→ Written task
From the entries below, copy every line where the string "eurer" appears.

Data entries

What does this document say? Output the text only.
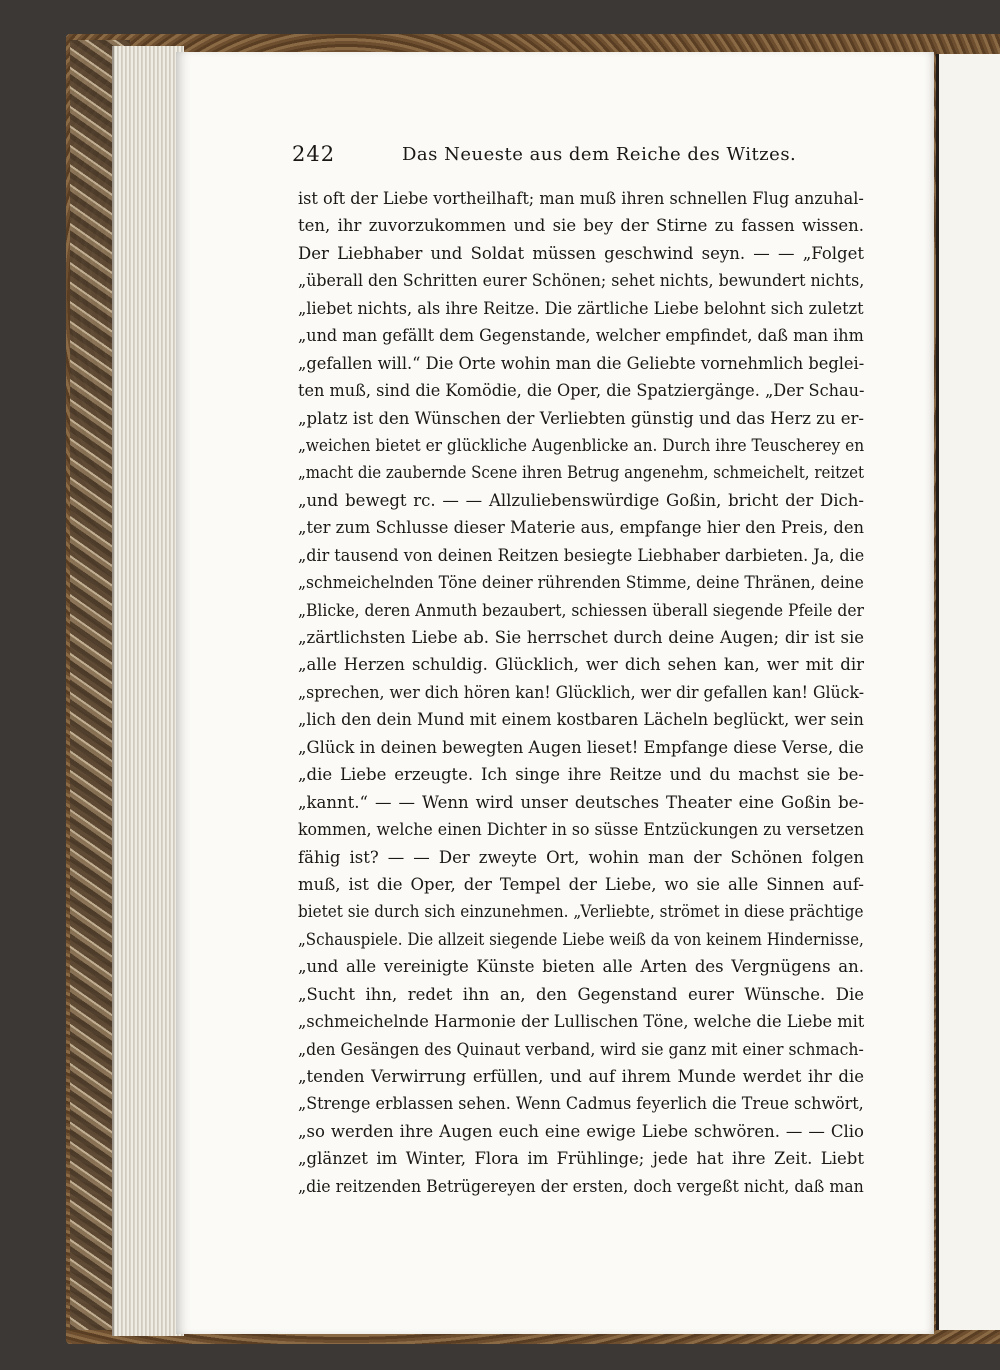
242	Das Neueste aus dem Reiche des Witzes.
ist oft der Liebe vortheilhaft; man muß ihren schnellen Flug anzuhal-
ten, ihr zuvorzukommen und sie bey der Stirne zu fassen wissen.
Der Liebhaber und Soldat müssen geschwind seyn. — — „Folget
„überall den Schritten eurer Schönen; sehet nichts, bewundert nichts,
„liebet nichts, als ihre Reitze. Die zärtliche Liebe belohnt sich zuletzt
„und man gefällt dem Gegenstande, welcher empfindet, daß man ihm
„gefallen will.“ Die Orte wohin man die Geliebte vornehmlich beglei-
ten muß, sind die Komödie, die Oper, die Spatziergänge. „Der Schau-
„platz ist den Wünschen der Verliebten günstig und das Herz zu er-
„weichen bietet er glückliche Augenblicke an. Durch ihre Teuscherey en
„macht die zaubernde Scene ihren Betrug angenehm, schmeichelt, reitzet
„und bewegt rc. — — Allzuliebenswürdige Goßin, bricht der Dich-
„ter zum Schlusse dieser Materie aus, empfange hier den Preis, den
„dir tausend von deinen Reitzen besiegte Liebhaber darbieten. Ja, die
„schmeichelnden Töne deiner rührenden Stimme, deine Thränen, deine
„Blicke, deren Anmuth bezaubert, schiessen überall siegende Pfeile der
„zärtlichsten Liebe ab. Sie herrschet durch deine Augen; dir ist sie
„alle Herzen schuldig. Glücklich, wer dich sehen kan, wer mit dir
„sprechen, wer dich hören kan! Glücklich, wer dir gefallen kan! Glück-
„lich den dein Mund mit einem kostbaren Lächeln beglückt, wer sein
„Glück in deinen bewegten Augen lieset! Empfange diese Verse, die
„die Liebe erzeugte. Ich singe ihre Reitze und du machst sie be-
„kannt.“ — — Wenn wird unser deutsches Theater eine Goßin be-
kommen, welche einen Dichter in so süsse Entzückungen zu versetzen
fähig ist? — — Der zweyte Ort, wohin man der Schönen folgen
muß, ist die Oper, der Tempel der Liebe, wo sie alle Sinnen auf-
bietet sie durch sich einzunehmen. „Verliebte, strömet in diese prächtige
„Schauspiele. Die allzeit siegende Liebe weiß da von keinem Hindernisse,
„und alle vereinigte Künste bieten alle Arten des Vergnügens an.
„Sucht ihn, redet ihn an, den Gegenstand eurer Wünsche. Die
„schmeichelnde Harmonie der Lullischen Töne, welche die Liebe mit
„den Gesängen des Quinaut verband, wird sie ganz mit einer schmach-
„tenden Verwirrung erfüllen, und auf ihrem Munde werdet ihr die
„Strenge erblassen sehen. Wenn Cadmus feyerlich die Treue schwört,
„so werden ihre Augen euch eine ewige Liebe schwören. — — Clio
„glänzet im Winter, Flora im Frühlinge; jede hat ihre Zeit. Liebt
„die reitzenden Betrügereyen der ersten, doch vergeßt nicht, daß man
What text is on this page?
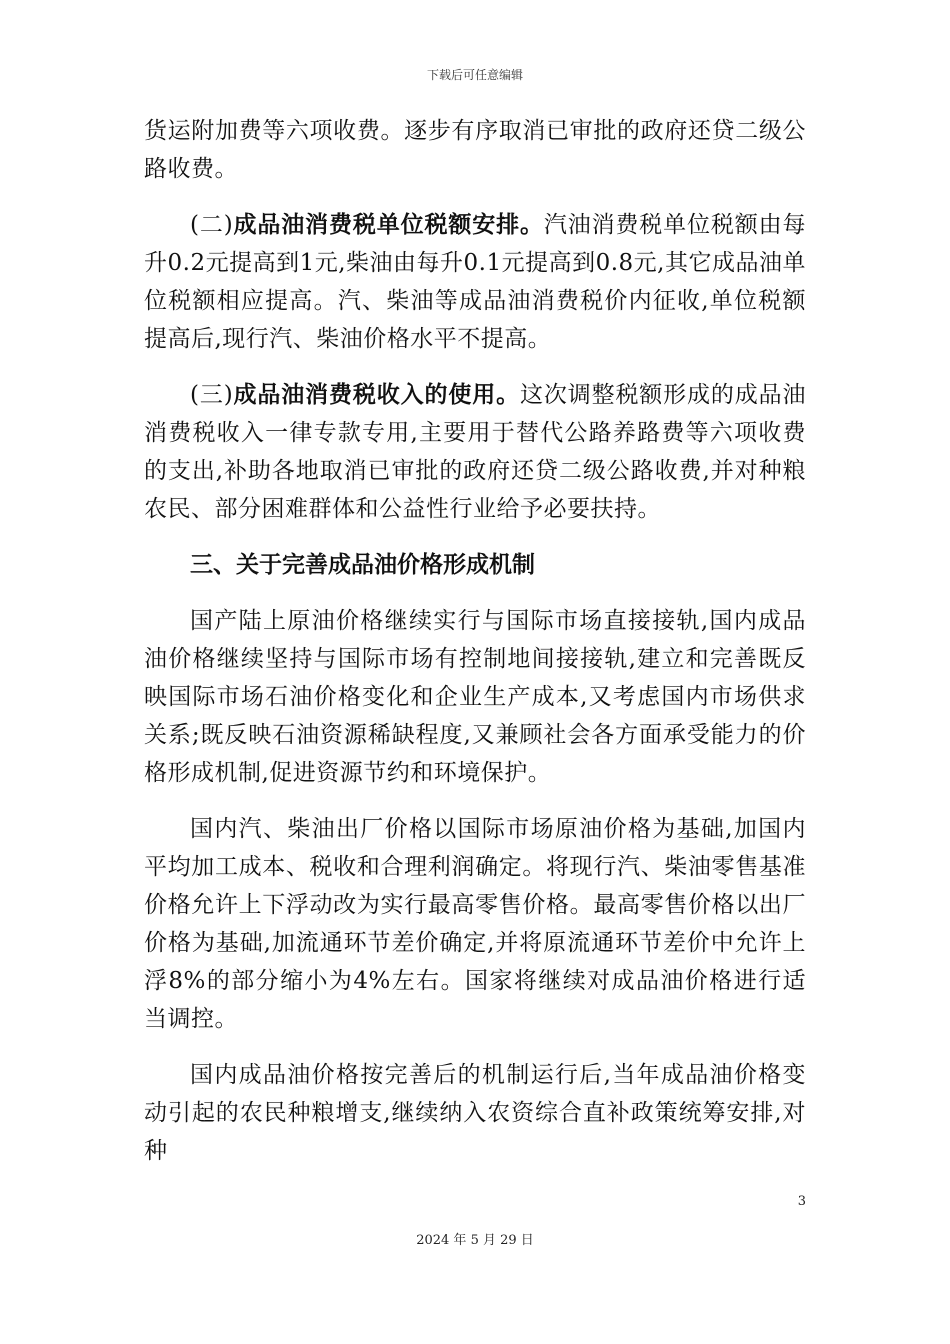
下载后可任意编辑

货运附加费等六项收费。逐步有序取消已审批的政府还贷二级公路收费。

(二)成品油消费税单位税额安排。汽油消费税单位税额由每升0.2元提高到1元,柴油由每升0.1元提高到0.8元,其它成品油单位税额相应提高。汽、柴油等成品油消费税价内征收,单位税额提高后,现行汽、柴油价格水平不提高。

(三)成品油消费税收入的使用。这次调整税额形成的成品油消费税收入一律专款专用,主要用于替代公路养路费等六项收费的支出,补助各地取消已审批的政府还贷二级公路收费,并对种粮农民、部分困难群体和公益性行业给予必要扶持。

三、关于完善成品油价格形成机制

国产陆上原油价格继续实行与国际市场直接接轨,国内成品油价格继续坚持与国际市场有控制地间接接轨,建立和完善既反映国际市场石油价格变化和企业生产成本,又考虑国内市场供求关系;既反映石油资源稀缺程度,又兼顾社会各方面承受能力的价格形成机制,促进资源节约和环境保护。

国内汽、柴油出厂价格以国际市场原油价格为基础,加国内平均加工成本、税收和合理利润确定。将现行汽、柴油零售基准价格允许上下浮动改为实行最高零售价格。最高零售价格以出厂价格为基础,加流通环节差价确定,并将原流通环节差价中允许上浮8%的部分缩小为4%左右。国家将继续对成品油价格进行适当调控。

国内成品油价格按完善后的机制运行后,当年成品油价格变动引起的农民种粮增支,继续纳入农资综合直补政策统筹安排,对种

3
2024 年 5 月 29 日
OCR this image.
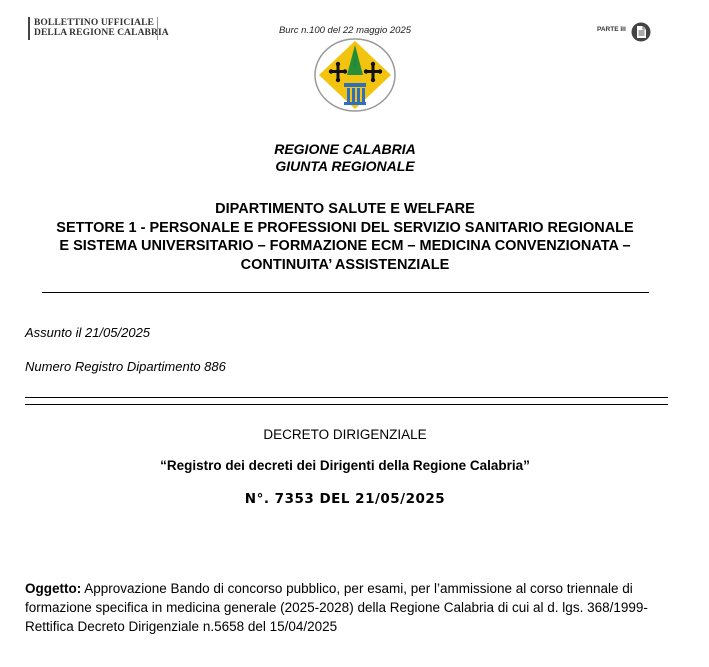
BOLLETTINO UFFICIALE
DELLA REGIONE CALABRIA	Burc n.100 del 22 maggio 2025	PARTE III
REGIONE CALABRIA
GIUNTA REGIONALE
DIPARTIMENTO SALUTE E WELFARE
SETTORE 1 - PERSONALE E PROFESSIONI DEL SERVIZIO SANITARIO REGIONALE
E SISTEMA UNIVERSITARIO – FORMAZIONE ECM – MEDICINA CONVENZIONATA –
CONTINUITA’ ASSISTENZIALE
Assunto il 21/05/2025
Numero Registro Dipartimento 886
DECRETO DIRIGENZIALE
“Registro dei decreti dei Dirigenti della Regione Calabria”
N°. 7353 DEL 21/05/2025
Oggetto: Approvazione Bando di concorso pubblico, per esami, per l’ammissione al corso triennale di formazione specifica in medicina generale (2025-2028) della Regione Calabria di cui al d. lgs. 368/1999-Rettifica Decreto Dirigenziale n.5658 del 15/04/2025
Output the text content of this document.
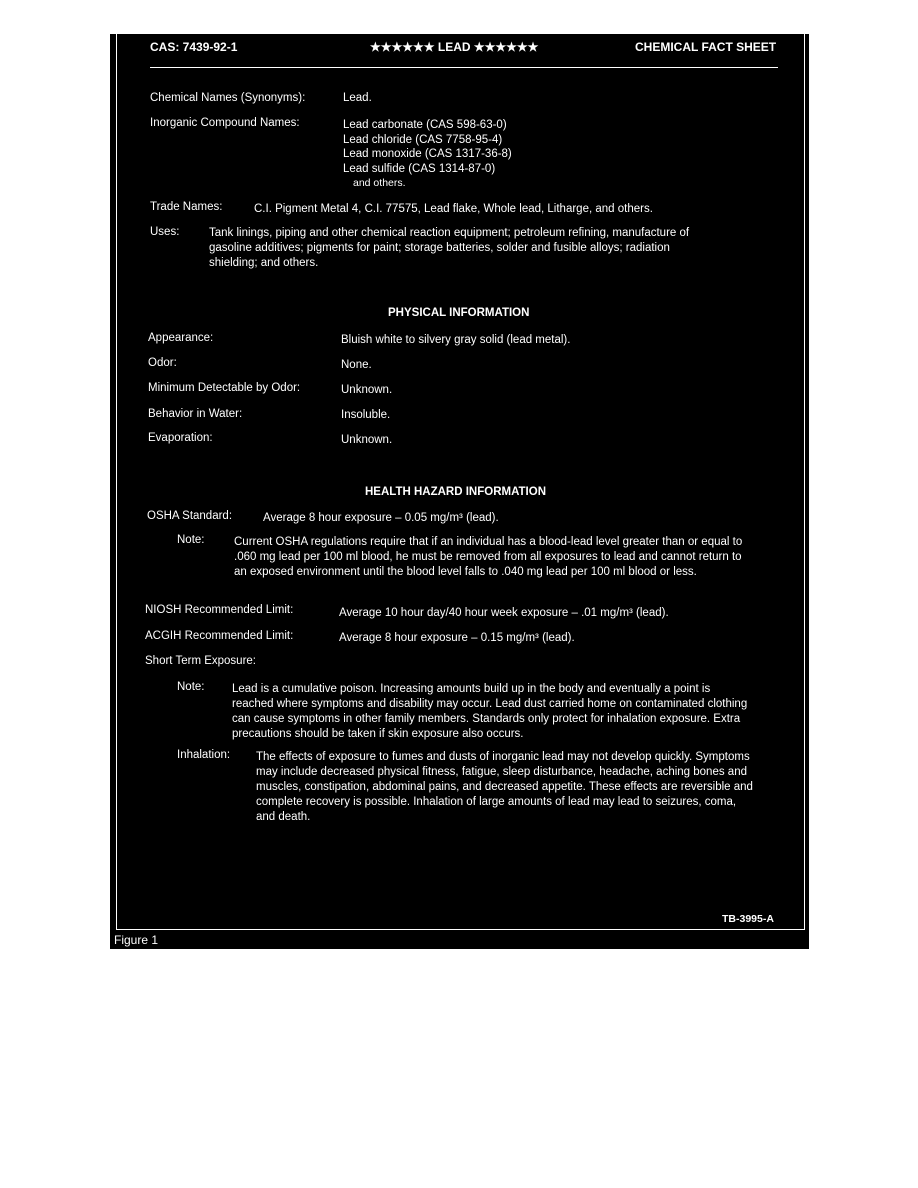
CAS: 7439-92-1	★★★★★★ LEAD ★★★★★★	CHEMICAL FACT SHEET
Chemical Names (Synonyms):	Lead.
Inorganic Compound Names:	Lead carbonate (CAS 598-63-0)
Lead chloride (CAS 7758-95-4)
Lead monoxide (CAS 1317-36-8)
Lead sulfide (CAS 1314-87-0)
and others.
Trade Names:	C.I. Pigment Metal 4, C.I. 77575, Lead flake, Whole lead, Litharge, and others.
Uses:	Tank linings, piping and other chemical reaction equipment; petroleum refining, manufacture of gasoline additives; pigments for paint; storage batteries, solder and fusible alloys; radiation shielding; and others.
PHYSICAL INFORMATION
Appearance:	Bluish white to silvery gray solid (lead metal).
Odor:	None.
Minimum Detectable by Odor:	Unknown.
Behavior in Water:	Insoluble.
Evaporation:	Unknown.
HEALTH HAZARD INFORMATION
OSHA Standard:	Average 8 hour exposure – 0.05 mg/m³ (lead).
Note:	Current OSHA regulations require that if an individual has a blood-lead level greater than or equal to .060 mg lead per 100 ml blood, he must be removed from all exposures to lead and cannot return to an exposed environment until the blood level falls to .040 mg lead per 100 ml blood or less.
NIOSH Recommended Limit:	Average 10 hour day/40 hour week exposure – .01 mg/m³ (lead).
ACGIH Recommended Limit:	Average 8 hour exposure – 0.15 mg/m³ (lead).
Short Term Exposure:
Note: Lead is a cumulative poison. Increasing amounts build up in the body and eventually a point is reached where symptoms and disability may occur. Lead dust carried home on contaminated clothing can cause symptoms in other family members. Standards only protect for inhalation exposure. Extra precautions should be taken if skin exposure also occurs.
Inhalation: The effects of exposure to fumes and dusts of inorganic lead may not develop quickly. Symptoms may include decreased physical fitness, fatigue, sleep disturbance, headache, aching bones and muscles, constipation, abdominal pains, and decreased appetite. These effects are reversible and complete recovery is possible. Inhalation of large amounts of lead may lead to seizures, coma, and death.
TB-3995-A
Figure 1
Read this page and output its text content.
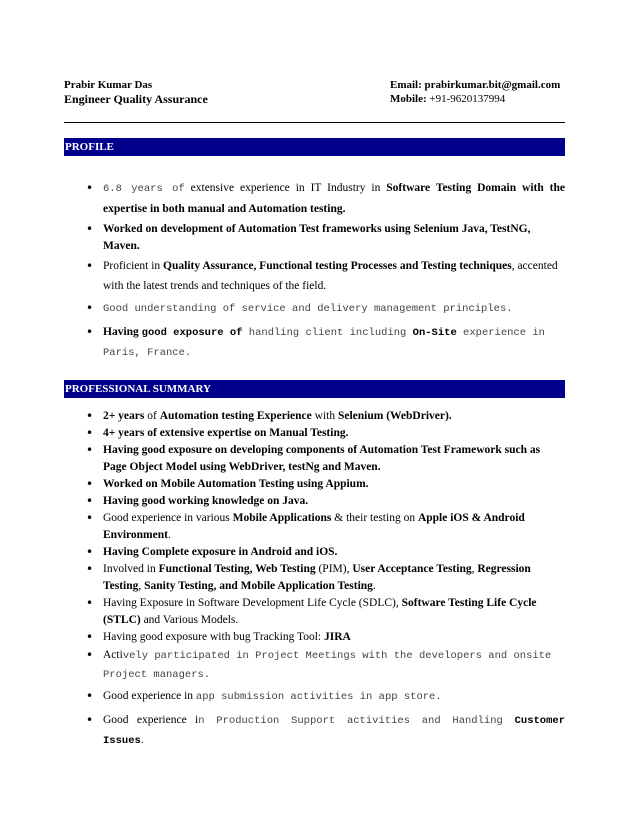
Prabir Kumar Das
Engineer Quality Assurance
Email: prabirkumar.bit@gmail.com
Mobile: +91-9620137994
PROFILE
• 6.8 years of extensive experience in IT Industry in Software Testing Domain with the expertise in both manual and Automation testing.
• Worked on development of Automation Test frameworks using Selenium Java, TestNG, Maven.
• Proficient in Quality Assurance, Functional testing Processes and Testing techniques, accented with the latest trends and techniques of the field.
• Good understanding of service and delivery management principles.
• Having good exposure of handling client including On-Site experience in Paris, France.
PROFESSIONAL SUMMARY
• 2+ years of Automation testing Experience with Selenium (WebDriver).
• 4+ years of extensive expertise on Manual Testing.
• Having good exposure on developing components of Automation Test Framework such as Page Object Model using WebDriver, testNg and Maven.
• Worked on Mobile Automation Testing using Appium.
• Having good working knowledge on Java.
• Good experience in various Mobile Applications & their testing on Apple iOS & Android Environment.
• Having Complete exposure in Android and iOS.
• Involved in Functional Testing, Web Testing (PIM), User Acceptance Testing, Regression Testing, Sanity Testing, and Mobile Application Testing.
• Having Exposure in Software Development Life Cycle (SDLC), Software Testing Life Cycle (STLC) and Various Models.
• Having good exposure with bug Tracking Tool: JIRA
• Actively participated in Project Meetings with the developers and onsite Project managers.
• Good experience in app submission activities in app store.
• Good experience in Production Support activities and Handling Customer Issues.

→ Result of this task
„überall den Schritten eurer Schönen; sehet nichts, bewundert nichts,
„Sucht ihn, redet ihn an, den Gegenstand eurer Wünsche. Die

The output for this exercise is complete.